Teks yang Diberikan:
****

Warga Lubuk Lagan Seluma Nyaris Diterkam Harimau

SELUMA, bengkulunews.co.id – Warga Desa Lubuk Lagan, Kecamatan Seluma Barat, nyaris menjadi mangsa harimau saat sedang menyadap karet.

Diceritakan Sandri, warga Lubuk Lagan, Sabtu (25/11/2017) sekitar pukul 08.00 WIB, dia bersama istrinya Harmani dan kakaknya Yusran pergi ke kebun karet miliknya untuk menyadap. Jarak kebun dengan Desa Lubuk Lagan sekitar tiga kilo meter.

“Ketika istri saya sedang sibuk menyadap karet, dalam posisi setengah jongkok, tiba-tiba mendengar gemerisik rumput dan dahan. Dan spontan istri saya berdiri. Ternyata persis di depannya sekitar tiga meter ada harimau dalam posisi mengendap atau seperti mau menerkam,” tutur Sandri.

Seketika itu, lanjut Sandri, Harmani berlari ke arah Yusran yang berjarak 10 meter dari posisi dengan harimau. Dan langsung menghampiri Sandri.

Akhirnya tiga orang warga tersebut tidak melanjutkan pekerjaan menyadap karet dan memilih pergi, padahal Harmani sendiri baru menyadap sebidang kebun karet miliknya.

Kepala BKSDA Wil II Bengkulu, Darwis Saragih didampingi Kepala Resoert BKSDA Sukaraja, Juliadi, membenarkan kejadian itu.

****

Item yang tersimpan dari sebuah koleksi
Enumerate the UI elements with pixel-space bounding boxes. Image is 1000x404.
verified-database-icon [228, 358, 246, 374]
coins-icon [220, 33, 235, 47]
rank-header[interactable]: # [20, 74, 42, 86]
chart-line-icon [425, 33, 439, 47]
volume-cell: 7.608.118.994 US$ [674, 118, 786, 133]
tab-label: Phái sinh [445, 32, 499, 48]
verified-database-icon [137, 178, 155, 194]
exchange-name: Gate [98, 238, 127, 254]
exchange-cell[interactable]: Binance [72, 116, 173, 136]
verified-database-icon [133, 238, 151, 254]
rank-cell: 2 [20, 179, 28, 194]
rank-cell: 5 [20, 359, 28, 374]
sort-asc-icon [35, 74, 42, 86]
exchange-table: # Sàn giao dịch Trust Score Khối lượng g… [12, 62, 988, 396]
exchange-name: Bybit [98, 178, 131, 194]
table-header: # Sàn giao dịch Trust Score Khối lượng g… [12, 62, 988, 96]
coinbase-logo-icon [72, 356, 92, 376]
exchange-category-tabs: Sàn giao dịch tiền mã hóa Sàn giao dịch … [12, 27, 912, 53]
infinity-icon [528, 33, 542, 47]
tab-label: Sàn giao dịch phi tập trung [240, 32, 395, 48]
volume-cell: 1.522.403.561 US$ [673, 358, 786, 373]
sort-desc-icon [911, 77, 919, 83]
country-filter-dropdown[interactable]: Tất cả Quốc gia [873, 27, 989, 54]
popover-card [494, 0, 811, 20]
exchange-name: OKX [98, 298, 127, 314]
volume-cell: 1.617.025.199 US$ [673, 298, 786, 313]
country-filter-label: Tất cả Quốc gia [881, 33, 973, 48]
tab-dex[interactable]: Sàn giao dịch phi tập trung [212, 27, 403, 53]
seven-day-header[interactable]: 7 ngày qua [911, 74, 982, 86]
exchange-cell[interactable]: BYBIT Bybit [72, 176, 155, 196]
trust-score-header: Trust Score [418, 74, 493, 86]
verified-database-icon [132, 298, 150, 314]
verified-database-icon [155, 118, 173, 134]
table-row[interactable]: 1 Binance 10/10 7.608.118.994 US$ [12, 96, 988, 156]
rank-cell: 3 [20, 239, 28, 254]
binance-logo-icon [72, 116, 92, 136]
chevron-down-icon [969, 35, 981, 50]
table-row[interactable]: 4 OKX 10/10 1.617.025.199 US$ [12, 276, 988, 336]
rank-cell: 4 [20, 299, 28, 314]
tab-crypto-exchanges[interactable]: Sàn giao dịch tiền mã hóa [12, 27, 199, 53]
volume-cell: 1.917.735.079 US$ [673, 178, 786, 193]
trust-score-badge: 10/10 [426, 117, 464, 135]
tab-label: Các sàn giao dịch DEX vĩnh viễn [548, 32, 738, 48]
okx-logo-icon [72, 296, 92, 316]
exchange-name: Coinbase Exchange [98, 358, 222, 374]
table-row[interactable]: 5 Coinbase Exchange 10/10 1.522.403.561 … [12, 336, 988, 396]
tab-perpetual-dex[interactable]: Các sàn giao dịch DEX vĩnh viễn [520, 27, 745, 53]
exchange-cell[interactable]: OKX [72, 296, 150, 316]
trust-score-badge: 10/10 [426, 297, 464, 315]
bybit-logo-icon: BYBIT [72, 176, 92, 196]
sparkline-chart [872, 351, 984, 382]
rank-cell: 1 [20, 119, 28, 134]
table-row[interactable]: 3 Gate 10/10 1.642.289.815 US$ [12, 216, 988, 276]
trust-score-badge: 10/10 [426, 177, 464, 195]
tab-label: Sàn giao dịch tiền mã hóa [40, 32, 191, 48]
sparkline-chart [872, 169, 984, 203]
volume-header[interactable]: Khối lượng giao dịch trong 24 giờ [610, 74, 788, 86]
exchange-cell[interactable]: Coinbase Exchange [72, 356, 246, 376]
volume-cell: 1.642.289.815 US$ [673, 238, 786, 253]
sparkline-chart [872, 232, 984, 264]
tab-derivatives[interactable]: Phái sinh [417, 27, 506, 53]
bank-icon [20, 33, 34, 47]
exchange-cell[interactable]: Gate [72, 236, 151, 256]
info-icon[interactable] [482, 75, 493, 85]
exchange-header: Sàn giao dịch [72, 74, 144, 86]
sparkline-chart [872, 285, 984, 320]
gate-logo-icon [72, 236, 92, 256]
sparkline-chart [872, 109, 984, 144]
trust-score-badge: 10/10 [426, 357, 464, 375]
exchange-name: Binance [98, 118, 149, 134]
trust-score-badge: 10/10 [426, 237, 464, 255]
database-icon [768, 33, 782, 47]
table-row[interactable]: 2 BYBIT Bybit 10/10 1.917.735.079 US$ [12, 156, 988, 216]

****

Pekerjaan yang Diminta:
A – Apakah pernyataan berikut sesuai dengan berita tentang harimau di Lubuk Lagan? Jawab ya atau tidak untuk tiap pernyataan dan kutip kata-kata dari berita itu yang menentukan jawabannya. (i) Kebun karet berjarak sekitar tiga kilometer dari desa. (ii) Harimau itu berada sekitar sepuluh meter di depan Harmani. (iii) Setelah kejadian itu, ketiga warga melanjutkan menyadap karet.
B – Sebutkan semua nama orang yang muncul dalam berita tentang harimau di Lubuk Lagan.
C – Lanjutkan berita tentang harimau di Lubuk Lagan dari kalimat terakhirnya.

Hasil per Tugas:
A –
(i) Ya: "Jarak kebun dengan Desa Lubuk Lagan sekitar tiga kilo meter."
(ii) Tidak: "Ternyata persis di depannya sekitar tiga meter ada harimau"
(iii) Tidak: "tiga orang warga tersebut tidak melanjutkan pekerjaan menyadap karet dan memilih pergi"

B – Sandri, Harmani, Yusran, Darwis Saragih, Juliadi

C –
“Setelah mendapat laporan, bersama dua orang petugas langsung turun ke lapangan,” tutur Darwis.

Dilokasi itu terlihat jejak ditanah. Jejak tersebut sebesar telapak tangan orang dewasa dengan ada tonjolan seperti bagian jari kuku dan diperkirakan berbobot 100 kilo.

Saat ini harimau sudah mengarah ke habitatnya yaitu di hutan Buru Semidang Bukit Kabu (SBK). Dan memang jarak kebun warga dengan SBK sekitar dua kilo

Harimau sendiri memang hanya sedang lewat saja, biasanya malam hari, tetapi kebetulan saat itu siang dan memang daerah itu merupakan homering harimau.

“Perkebunan warga tersebut memang berbatasan dengan habitat harimau yaitu hutan Semidang Bukit Kabu, dan warga diimbau untuk tetap waspada,” imbuh Darwis.